■ Task directions ■
Select and reproduce each line of the listing below that bears the string "this".

=== Material provided ===

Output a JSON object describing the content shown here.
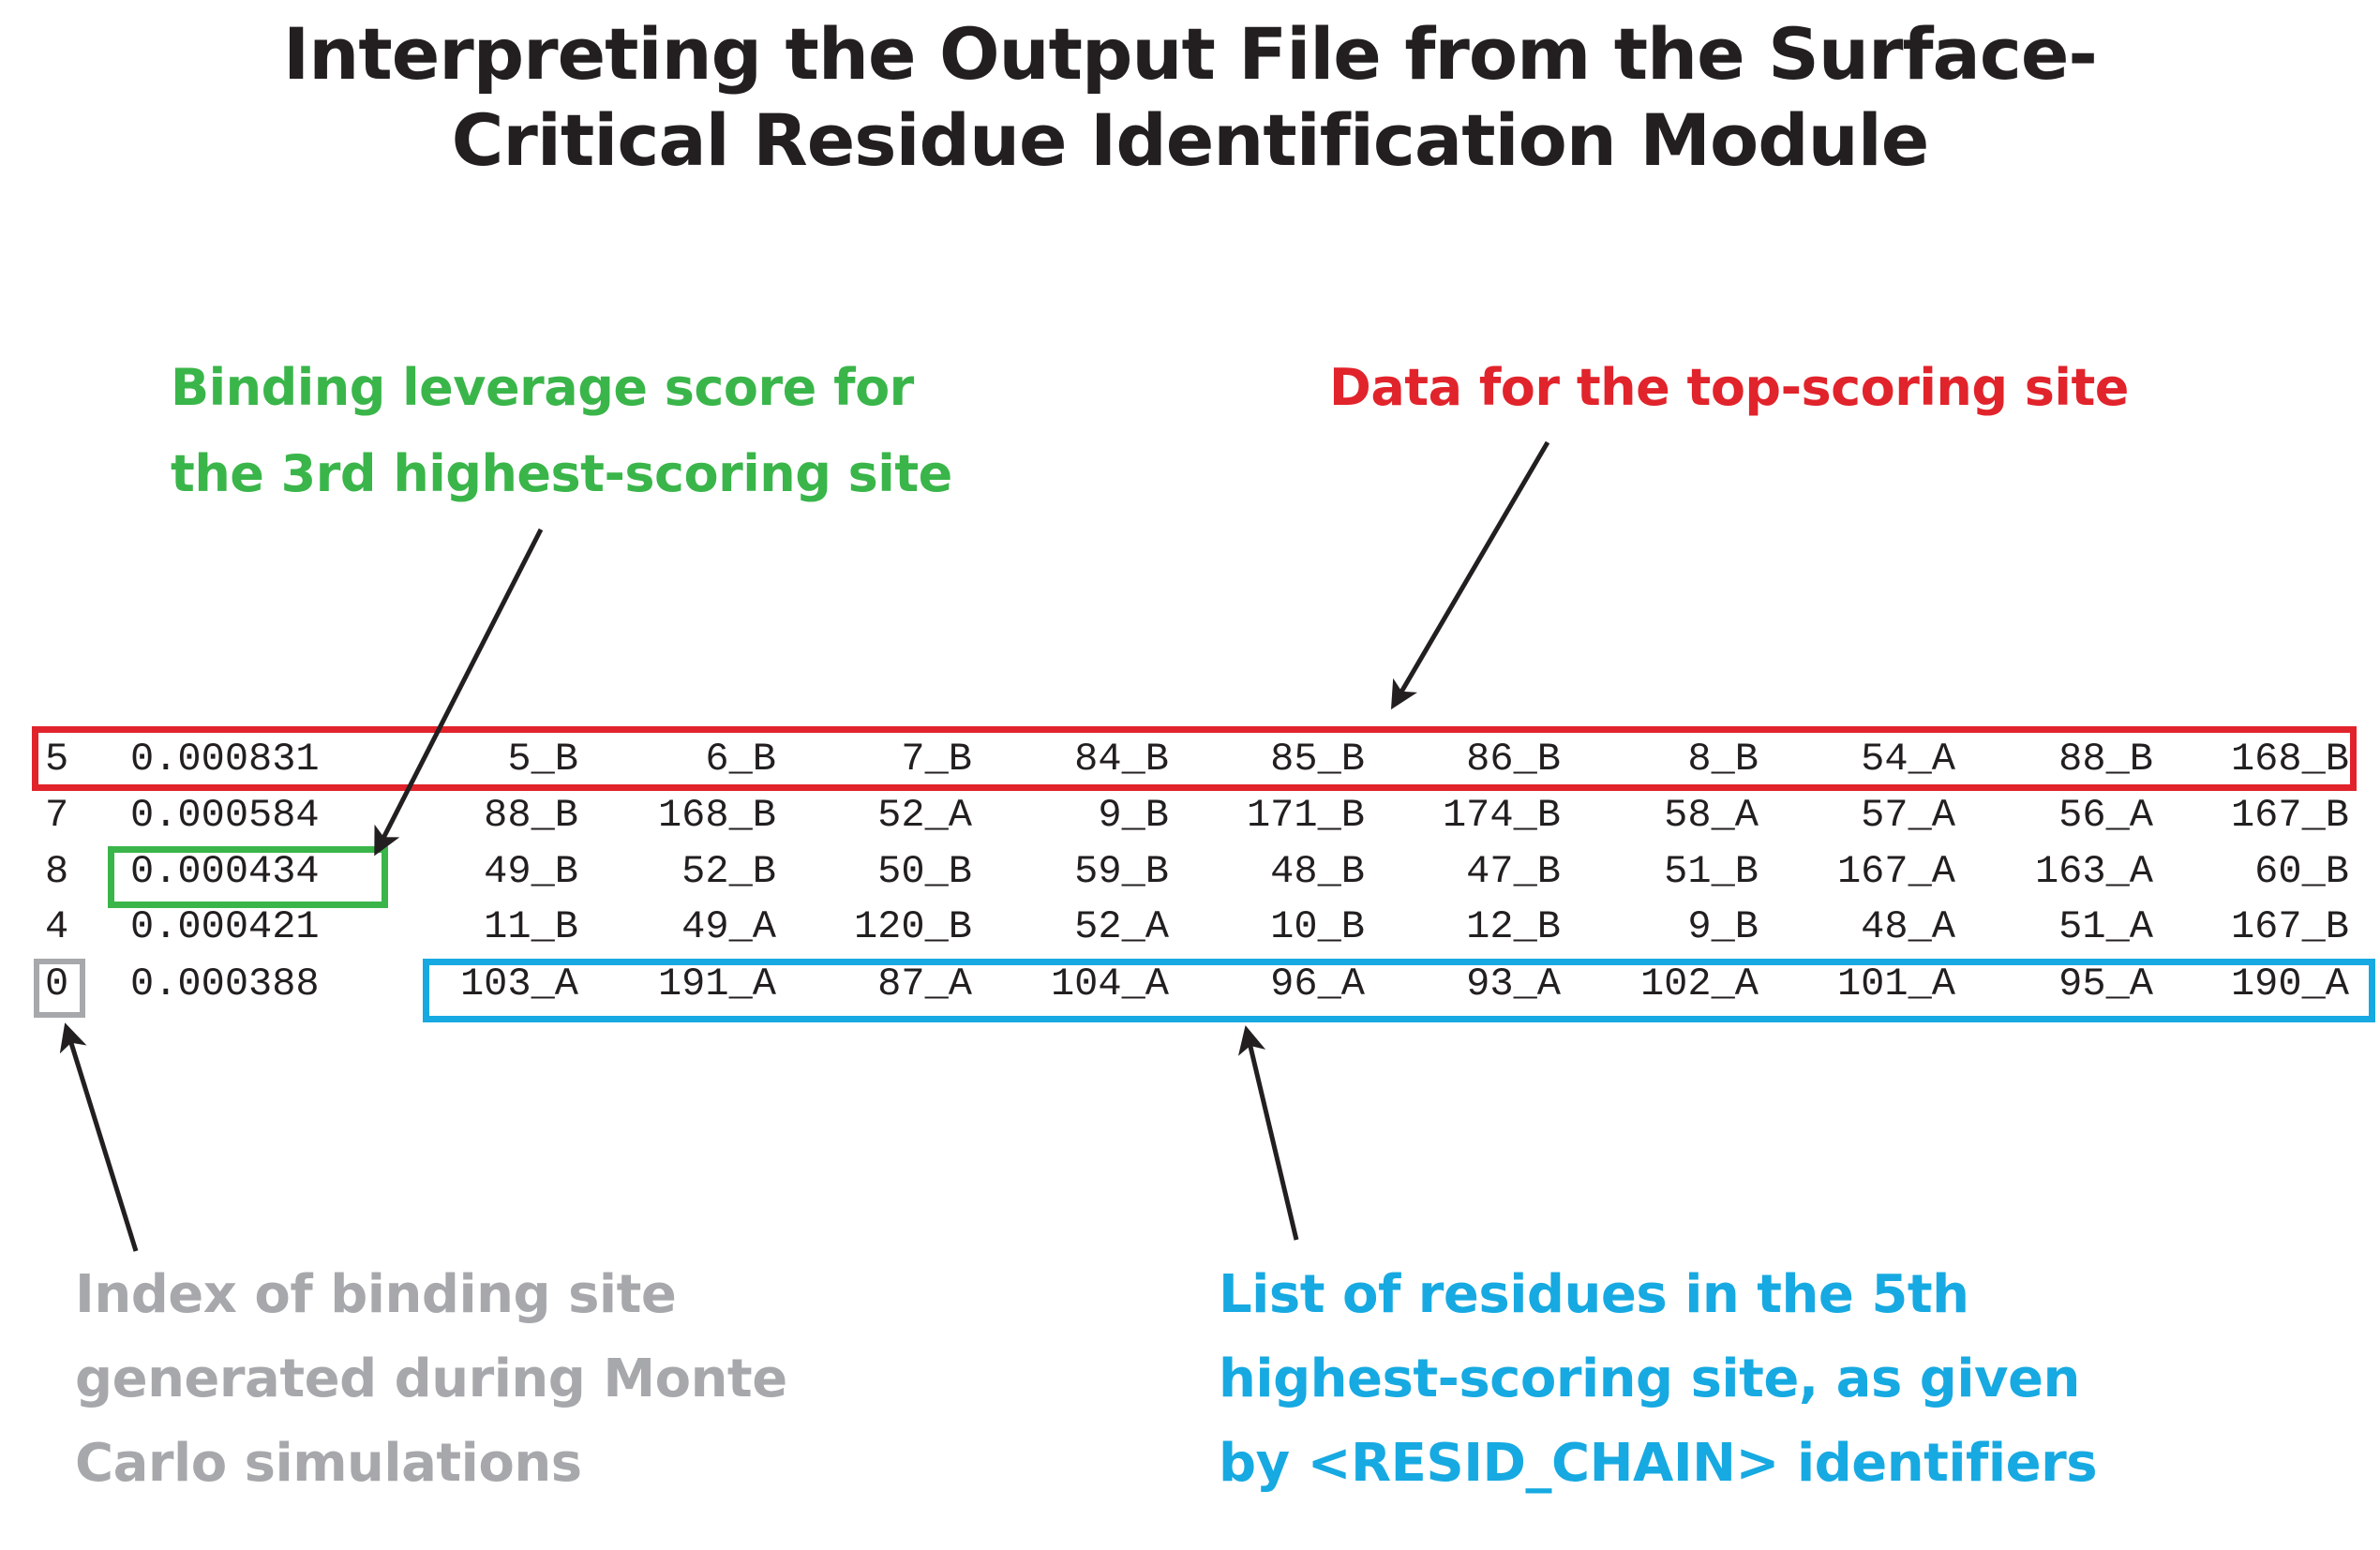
{
  "title": {
    "line1": "Interpreting the Output File from the Surface-",
    "line2": "Critical Residue Identification Module"
  },
  "annotations": {
    "green": {
      "line1": "Binding leverage score for",
      "line2": "the 3rd highest-scoring site",
      "color": "#3ab54a"
    },
    "red": {
      "line1": "Data for the top-scoring site",
      "color": "#e1232b"
    },
    "gray": {
      "line1": "Index of binding site",
      "line2": "generated during Monte",
      "line3": "Carlo simulations",
      "color": "#a6a8ab"
    },
    "blue": {
      "line1": "List of residues in the 5th",
      "line2": "highest-scoring site, as given",
      "line3": "by <RESID_CHAIN> identifiers",
      "color": "#17a9e1"
    }
  },
  "rows": [
    {
      "index": "5",
      "score": "0.000831",
      "residues": [
        "5_B",
        "6_B",
        "7_B",
        "84_B",
        "85_B",
        "86_B",
        "8_B",
        "54_A",
        "88_B",
        "168_B"
      ]
    },
    {
      "index": "7",
      "score": "0.000584",
      "residues": [
        "88_B",
        "168_B",
        "52_A",
        "9_B",
        "171_B",
        "174_B",
        "58_A",
        "57_A",
        "56_A",
        "167_B"
      ]
    },
    {
      "index": "8",
      "score": "0.000434",
      "residues": [
        "49_B",
        "52_B",
        "50_B",
        "59_B",
        "48_B",
        "47_B",
        "51_B",
        "167_A",
        "163_A",
        "60_B"
      ]
    },
    {
      "index": "4",
      "score": "0.000421",
      "residues": [
        "11_B",
        "49_A",
        "120_B",
        "52_A",
        "10_B",
        "12_B",
        "9_B",
        "48_A",
        "51_A",
        "167_B"
      ]
    },
    {
      "index": "0",
      "score": "0.000388",
      "residues": [
        "103_A",
        "191_A",
        "87_A",
        "104_A",
        "96_A",
        "93_A",
        "102_A",
        "101_A",
        "95_A",
        "190_A"
      ]
    }
  ]
}
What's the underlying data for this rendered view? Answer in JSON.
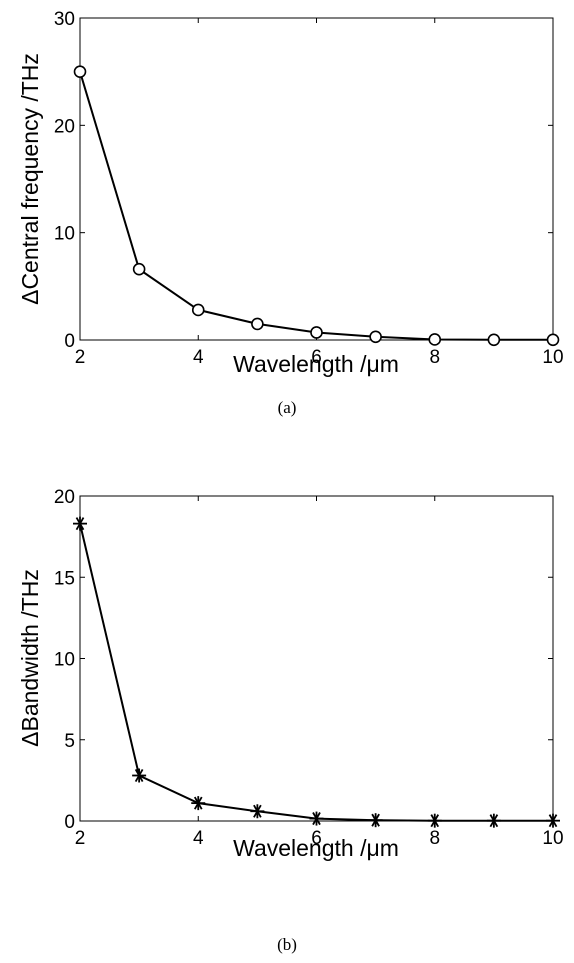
{
  "chart_data": [
    {
      "type": "line",
      "caption": "(a)",
      "xlabel": "Wavelength /μm",
      "ylabel": "ΔCentral frequency /THz",
      "xlim": [
        2,
        10
      ],
      "ylim": [
        0,
        30
      ],
      "xticks": [
        "2",
        "4",
        "6",
        "8",
        "10"
      ],
      "yticks": [
        "0",
        "10",
        "20",
        "30"
      ],
      "marker": "circle",
      "x": [
        2,
        3,
        4,
        5,
        6,
        7,
        8,
        9,
        10
      ],
      "y": [
        25,
        6.6,
        2.8,
        1.5,
        0.7,
        0.3,
        0.05,
        0.02,
        0.02
      ],
      "grid": false,
      "color": "#000000"
    },
    {
      "type": "line",
      "caption": "(b)",
      "xlabel": "Wavelength /μm",
      "ylabel": "ΔBandwidth /THz",
      "xlim": [
        2,
        10
      ],
      "ylim": [
        0,
        20
      ],
      "xticks": [
        "2",
        "4",
        "6",
        "8",
        "10"
      ],
      "yticks": [
        "0",
        "5",
        "10",
        "15",
        "20"
      ],
      "marker": "asterisk",
      "x": [
        2,
        3,
        4,
        5,
        6,
        7,
        8,
        9,
        10
      ],
      "y": [
        18.3,
        2.8,
        1.1,
        0.6,
        0.15,
        0.05,
        0.02,
        0.02,
        0.02
      ],
      "grid": false,
      "color": "#000000"
    }
  ]
}
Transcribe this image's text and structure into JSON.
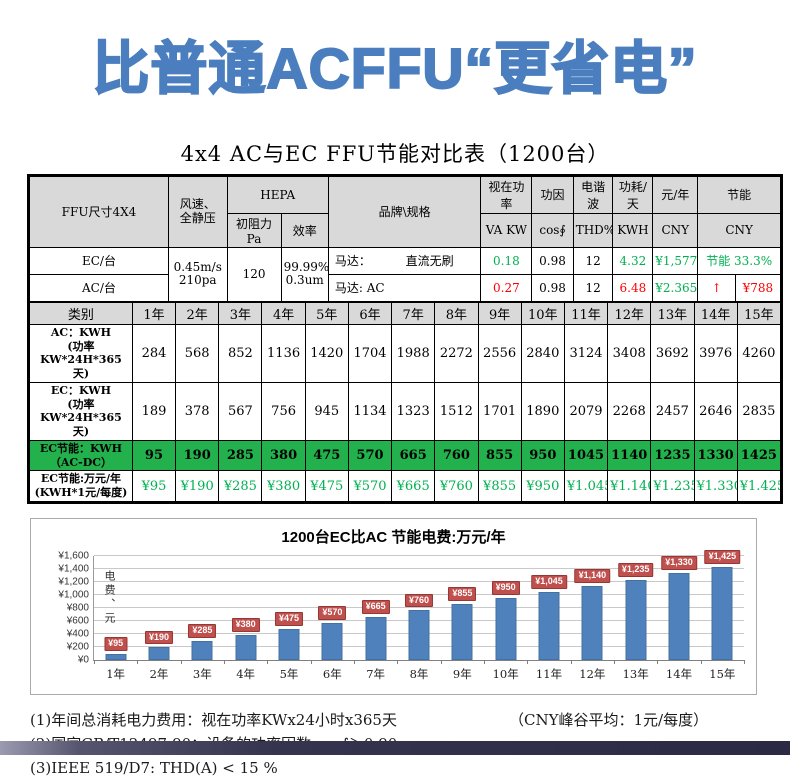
{
  "page": {
    "title": "比普通ACFFU“更省电”",
    "subtitle": "4x4 AC与EC FFU节能对比表（1200台）"
  },
  "colors": {
    "title_blue": "#4a7ebe",
    "bar_blue": "#4f81bd",
    "bar_label_red": "#c0504d",
    "green_text": "#00b050",
    "red_text": "#ff0000",
    "highlight_row_green": "#22b14c",
    "header_gray": "#d9d9d9"
  },
  "spec_table": {
    "headers": {
      "ffu_size": "FFU尺寸4X4",
      "wind": "风速、\n全静压",
      "hepa": "HEPA",
      "hepa_resistance": "初阻力Pa",
      "hepa_efficiency": "效率",
      "brand": "品牌\\规格",
      "apparent_power": "视在功率",
      "apparent_power_unit": "VA KW",
      "power_factor": "功因",
      "power_factor_unit": "cos∮",
      "harmonics": "电谐波",
      "harmonics_unit": "THD%",
      "consumption_day": "功耗/天",
      "consumption_day_unit": "KWH",
      "cost_year": "元/年",
      "cost_year_unit": "CNY",
      "saving": "节能",
      "saving_unit": "CNY"
    },
    "shared": {
      "wind_value": "0.45m/s\n210pa",
      "resistance_value": "120",
      "efficiency_value": "99.99%\n0.3um"
    },
    "ec_row": {
      "label": "EC/台",
      "motor_label": "马达：",
      "motor_value": "直流无刷",
      "va": "0.18",
      "cos": "0.98",
      "thd": "12",
      "kwh": "4.32",
      "cny": "¥1,577",
      "saving": "节能 33.3%"
    },
    "ac_row": {
      "label": "AC/台",
      "motor": "马达: AC",
      "va": "0.27",
      "cos": "0.98",
      "thd": "12",
      "kwh": "6.48",
      "cny": "¥2.365",
      "arrow": "↑",
      "saving": "¥788"
    }
  },
  "years_table": {
    "category_header": "类别",
    "year_labels": [
      "1年",
      "2年",
      "3年",
      "4年",
      "5年",
      "6年",
      "7年",
      "8年",
      "9年",
      "10年",
      "11年",
      "12年",
      "13年",
      "14年",
      "15年"
    ],
    "rows": [
      {
        "label_line1": "AC：KWH",
        "label_line2": "(功率KW*24H*365天)",
        "values": [
          "284",
          "568",
          "852",
          "1136",
          "1420",
          "1704",
          "1988",
          "2272",
          "2556",
          "2840",
          "3124",
          "3408",
          "3692",
          "3976",
          "4260"
        ],
        "highlight": false,
        "green_text": false
      },
      {
        "label_line1": "EC：KWH",
        "label_line2": "(功率KW*24H*365天)",
        "values": [
          "189",
          "378",
          "567",
          "756",
          "945",
          "1134",
          "1323",
          "1512",
          "1701",
          "1890",
          "2079",
          "2268",
          "2457",
          "2646",
          "2835"
        ],
        "highlight": false,
        "green_text": false
      },
      {
        "label_line1": "EC节能：KWH",
        "label_line2": "（AC-DC）",
        "values": [
          "95",
          "190",
          "285",
          "380",
          "475",
          "570",
          "665",
          "760",
          "855",
          "950",
          "1045",
          "1140",
          "1235",
          "1330",
          "1425"
        ],
        "highlight": true,
        "green_text": false
      },
      {
        "label_line1": "EC节能:万元/年",
        "label_line2": "(KWH*1元/每度)",
        "values": [
          "¥95",
          "¥190",
          "¥285",
          "¥380",
          "¥475",
          "¥570",
          "¥665",
          "¥760",
          "¥855",
          "¥950",
          "¥1.045",
          "¥1.140",
          "¥1.235",
          "¥1.330",
          "¥1.425"
        ],
        "highlight": false,
        "green_text": true
      }
    ]
  },
  "chart_data": {
    "type": "bar",
    "title": "1200台EC比AC 节能电费:万元/年",
    "categories": [
      "1年",
      "2年",
      "3年",
      "4年",
      "5年",
      "6年",
      "7年",
      "8年",
      "9年",
      "10年",
      "11年",
      "12年",
      "13年",
      "14年",
      "15年"
    ],
    "values": [
      95,
      190,
      285,
      380,
      475,
      570,
      665,
      760,
      855,
      950,
      1045,
      1140,
      1235,
      1330,
      1425
    ],
    "bar_labels": [
      "¥95",
      "¥190",
      "¥285",
      "¥380",
      "¥475",
      "¥570",
      "¥665",
      "¥760",
      "¥855",
      "¥950",
      "¥1,045",
      "¥1,140",
      "¥1,235",
      "¥1,330",
      "¥1,425"
    ],
    "xlabel": "",
    "ylabel": "电费、元",
    "ylim": [
      0,
      1600
    ],
    "ytick_labels": [
      "¥0",
      "¥200",
      "¥400",
      "¥600",
      "¥800",
      "¥1,000",
      "¥1,200",
      "¥1,400",
      "¥1,600"
    ],
    "grid": true,
    "legend": false
  },
  "notes": {
    "line1": "(1)年间总消耗电力费用：视在功率KWx24小时x365天",
    "line1_right": "（CNY峰谷平均：1元/每度）",
    "line2": "(2)国家GB/T12497-90：设备的功率因数 cos∮＞0.90",
    "line3": "(3)IEEE 519/D7: THD(A) < 15 %"
  }
}
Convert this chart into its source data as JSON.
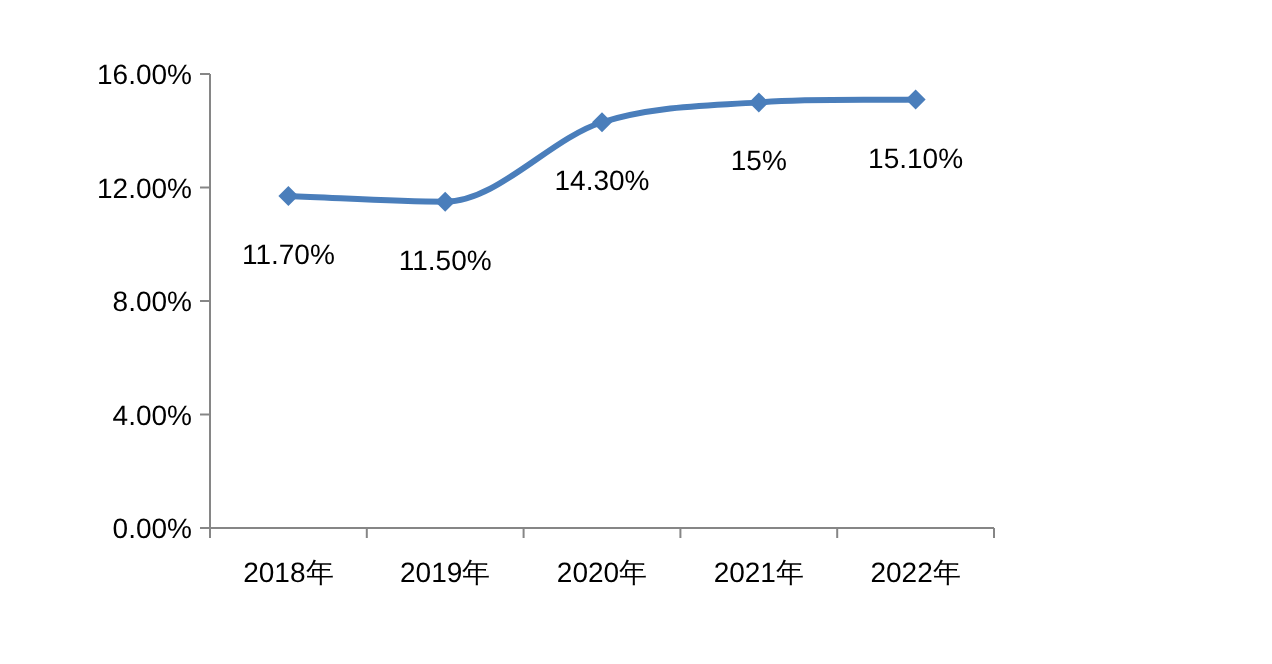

===

■ Answer to the task ■
What's the underlying data for this rendered view? Answer in JSON.
Transcribe this image's text and structure into JSON.
Convert this chart into its source data as JSON.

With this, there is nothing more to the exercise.